• Given instruction: From the entries that follow, extract each line holding the string "this".

• Given entries:

━━━━━━━━━━━━━━━━━━━━

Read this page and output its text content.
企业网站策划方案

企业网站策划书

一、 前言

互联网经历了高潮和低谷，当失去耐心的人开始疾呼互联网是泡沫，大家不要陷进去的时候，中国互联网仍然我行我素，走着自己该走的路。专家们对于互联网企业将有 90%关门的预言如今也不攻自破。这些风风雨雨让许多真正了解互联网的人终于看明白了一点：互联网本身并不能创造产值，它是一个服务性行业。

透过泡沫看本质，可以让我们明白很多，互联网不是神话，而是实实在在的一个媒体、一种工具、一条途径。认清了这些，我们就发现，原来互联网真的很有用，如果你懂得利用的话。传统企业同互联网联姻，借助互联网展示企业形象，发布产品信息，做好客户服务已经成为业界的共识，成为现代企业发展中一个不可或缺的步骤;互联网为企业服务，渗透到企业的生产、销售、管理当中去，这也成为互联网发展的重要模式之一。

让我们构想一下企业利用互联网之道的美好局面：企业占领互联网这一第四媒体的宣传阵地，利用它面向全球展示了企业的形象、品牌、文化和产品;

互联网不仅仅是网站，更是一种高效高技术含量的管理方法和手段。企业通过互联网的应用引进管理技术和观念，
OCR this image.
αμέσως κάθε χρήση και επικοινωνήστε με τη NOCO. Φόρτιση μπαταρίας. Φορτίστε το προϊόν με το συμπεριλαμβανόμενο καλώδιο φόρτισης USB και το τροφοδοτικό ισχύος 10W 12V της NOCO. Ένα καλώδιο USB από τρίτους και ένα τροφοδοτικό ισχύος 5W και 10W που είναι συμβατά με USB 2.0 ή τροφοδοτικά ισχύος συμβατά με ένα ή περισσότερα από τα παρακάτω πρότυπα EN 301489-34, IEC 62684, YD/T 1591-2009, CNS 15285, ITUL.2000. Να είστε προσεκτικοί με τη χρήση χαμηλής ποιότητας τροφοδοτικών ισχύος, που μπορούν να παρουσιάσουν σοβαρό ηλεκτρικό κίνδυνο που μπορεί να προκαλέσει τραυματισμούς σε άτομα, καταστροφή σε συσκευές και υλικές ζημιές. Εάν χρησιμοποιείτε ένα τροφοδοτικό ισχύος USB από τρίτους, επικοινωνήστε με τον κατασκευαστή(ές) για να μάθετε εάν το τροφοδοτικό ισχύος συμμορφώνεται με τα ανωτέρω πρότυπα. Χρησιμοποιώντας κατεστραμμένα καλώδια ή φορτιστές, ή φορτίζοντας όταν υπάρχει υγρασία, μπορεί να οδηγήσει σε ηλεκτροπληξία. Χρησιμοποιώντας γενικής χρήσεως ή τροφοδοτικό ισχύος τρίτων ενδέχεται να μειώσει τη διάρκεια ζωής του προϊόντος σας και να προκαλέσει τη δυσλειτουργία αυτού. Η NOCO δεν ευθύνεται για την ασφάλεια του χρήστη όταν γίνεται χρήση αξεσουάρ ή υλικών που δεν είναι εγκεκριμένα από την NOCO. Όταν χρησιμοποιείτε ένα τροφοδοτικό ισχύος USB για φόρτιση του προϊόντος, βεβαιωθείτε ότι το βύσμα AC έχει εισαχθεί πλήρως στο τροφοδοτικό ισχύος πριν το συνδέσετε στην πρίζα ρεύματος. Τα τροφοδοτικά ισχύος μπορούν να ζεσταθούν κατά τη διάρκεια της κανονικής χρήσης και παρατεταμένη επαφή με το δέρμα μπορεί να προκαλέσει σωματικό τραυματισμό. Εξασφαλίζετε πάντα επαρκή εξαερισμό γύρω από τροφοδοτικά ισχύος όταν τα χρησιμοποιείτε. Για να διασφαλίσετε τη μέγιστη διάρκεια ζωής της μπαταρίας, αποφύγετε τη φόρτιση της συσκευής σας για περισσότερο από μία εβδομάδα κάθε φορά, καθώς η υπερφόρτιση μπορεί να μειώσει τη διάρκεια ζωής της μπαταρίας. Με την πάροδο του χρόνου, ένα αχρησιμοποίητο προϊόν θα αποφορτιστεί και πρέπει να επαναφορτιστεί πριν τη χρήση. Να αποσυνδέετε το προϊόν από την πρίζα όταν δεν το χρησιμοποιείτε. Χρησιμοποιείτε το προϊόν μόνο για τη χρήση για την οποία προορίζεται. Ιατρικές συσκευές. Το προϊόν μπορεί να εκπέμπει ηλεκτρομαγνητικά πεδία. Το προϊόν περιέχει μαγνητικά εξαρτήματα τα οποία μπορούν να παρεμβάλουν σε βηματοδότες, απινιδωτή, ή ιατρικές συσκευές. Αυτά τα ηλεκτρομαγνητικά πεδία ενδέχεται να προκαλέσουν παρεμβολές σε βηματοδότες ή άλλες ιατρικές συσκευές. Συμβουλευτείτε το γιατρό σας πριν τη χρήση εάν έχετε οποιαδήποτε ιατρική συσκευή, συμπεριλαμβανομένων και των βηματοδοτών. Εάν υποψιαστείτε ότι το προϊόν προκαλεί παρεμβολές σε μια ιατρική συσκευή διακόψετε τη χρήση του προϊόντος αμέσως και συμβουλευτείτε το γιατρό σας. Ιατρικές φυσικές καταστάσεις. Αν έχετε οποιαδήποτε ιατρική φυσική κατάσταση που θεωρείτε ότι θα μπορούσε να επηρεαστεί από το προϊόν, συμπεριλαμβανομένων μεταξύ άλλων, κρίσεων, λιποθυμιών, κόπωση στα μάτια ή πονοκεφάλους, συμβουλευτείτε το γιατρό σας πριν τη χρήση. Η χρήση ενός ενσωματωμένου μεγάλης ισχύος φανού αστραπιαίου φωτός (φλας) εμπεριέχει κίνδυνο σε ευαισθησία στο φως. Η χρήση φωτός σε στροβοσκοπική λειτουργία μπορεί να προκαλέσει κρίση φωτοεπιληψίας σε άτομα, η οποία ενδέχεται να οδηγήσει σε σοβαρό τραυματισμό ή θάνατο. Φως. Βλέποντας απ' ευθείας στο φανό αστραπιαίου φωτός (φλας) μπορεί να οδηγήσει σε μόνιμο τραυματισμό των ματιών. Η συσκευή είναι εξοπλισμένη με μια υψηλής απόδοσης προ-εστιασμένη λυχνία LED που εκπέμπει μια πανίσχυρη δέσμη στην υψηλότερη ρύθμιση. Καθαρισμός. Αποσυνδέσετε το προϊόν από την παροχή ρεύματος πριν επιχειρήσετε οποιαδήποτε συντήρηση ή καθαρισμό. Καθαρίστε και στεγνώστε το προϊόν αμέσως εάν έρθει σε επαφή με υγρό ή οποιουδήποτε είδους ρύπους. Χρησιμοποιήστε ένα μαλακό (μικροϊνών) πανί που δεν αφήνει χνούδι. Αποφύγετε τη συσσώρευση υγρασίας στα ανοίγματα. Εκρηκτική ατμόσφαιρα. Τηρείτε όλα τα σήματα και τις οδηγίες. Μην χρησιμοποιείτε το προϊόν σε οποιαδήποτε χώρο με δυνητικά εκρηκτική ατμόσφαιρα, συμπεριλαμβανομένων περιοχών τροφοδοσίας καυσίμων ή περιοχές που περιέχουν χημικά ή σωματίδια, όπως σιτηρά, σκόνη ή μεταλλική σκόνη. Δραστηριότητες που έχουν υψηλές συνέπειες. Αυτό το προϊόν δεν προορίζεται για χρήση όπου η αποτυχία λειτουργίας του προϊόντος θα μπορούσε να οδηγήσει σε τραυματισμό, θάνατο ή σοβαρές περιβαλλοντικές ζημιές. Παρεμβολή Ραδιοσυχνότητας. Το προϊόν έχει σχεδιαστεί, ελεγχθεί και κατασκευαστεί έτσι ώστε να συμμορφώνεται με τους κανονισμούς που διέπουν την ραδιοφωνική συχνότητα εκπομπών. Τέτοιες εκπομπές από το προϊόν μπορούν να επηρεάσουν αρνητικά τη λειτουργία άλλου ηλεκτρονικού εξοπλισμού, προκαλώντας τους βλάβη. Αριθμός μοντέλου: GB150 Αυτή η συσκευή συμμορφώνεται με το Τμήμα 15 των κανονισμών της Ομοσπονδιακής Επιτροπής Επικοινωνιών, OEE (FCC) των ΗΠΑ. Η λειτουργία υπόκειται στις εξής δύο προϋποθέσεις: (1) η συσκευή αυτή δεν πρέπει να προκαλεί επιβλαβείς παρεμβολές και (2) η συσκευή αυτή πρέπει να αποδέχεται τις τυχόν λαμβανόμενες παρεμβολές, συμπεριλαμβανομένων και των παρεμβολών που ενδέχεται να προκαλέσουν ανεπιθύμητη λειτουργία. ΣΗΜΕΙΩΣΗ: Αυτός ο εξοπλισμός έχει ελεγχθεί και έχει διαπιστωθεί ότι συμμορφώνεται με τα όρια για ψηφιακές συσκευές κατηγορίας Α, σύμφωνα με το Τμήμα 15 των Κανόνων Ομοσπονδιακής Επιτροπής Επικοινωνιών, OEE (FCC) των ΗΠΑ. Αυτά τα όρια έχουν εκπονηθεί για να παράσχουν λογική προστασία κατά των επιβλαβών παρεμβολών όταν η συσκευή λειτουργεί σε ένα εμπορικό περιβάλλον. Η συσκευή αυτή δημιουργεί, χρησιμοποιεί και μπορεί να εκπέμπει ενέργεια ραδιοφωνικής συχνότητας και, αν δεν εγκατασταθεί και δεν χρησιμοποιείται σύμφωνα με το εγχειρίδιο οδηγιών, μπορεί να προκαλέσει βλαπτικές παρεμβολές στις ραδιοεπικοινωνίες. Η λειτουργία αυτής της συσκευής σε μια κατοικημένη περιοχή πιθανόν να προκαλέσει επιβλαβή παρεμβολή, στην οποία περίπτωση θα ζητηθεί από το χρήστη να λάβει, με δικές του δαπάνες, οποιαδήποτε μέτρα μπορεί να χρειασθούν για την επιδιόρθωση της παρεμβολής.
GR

━━━━━━━━━━━━━━━━━━━━

• Finished task:
Read this page and output its text content.
OCR this image.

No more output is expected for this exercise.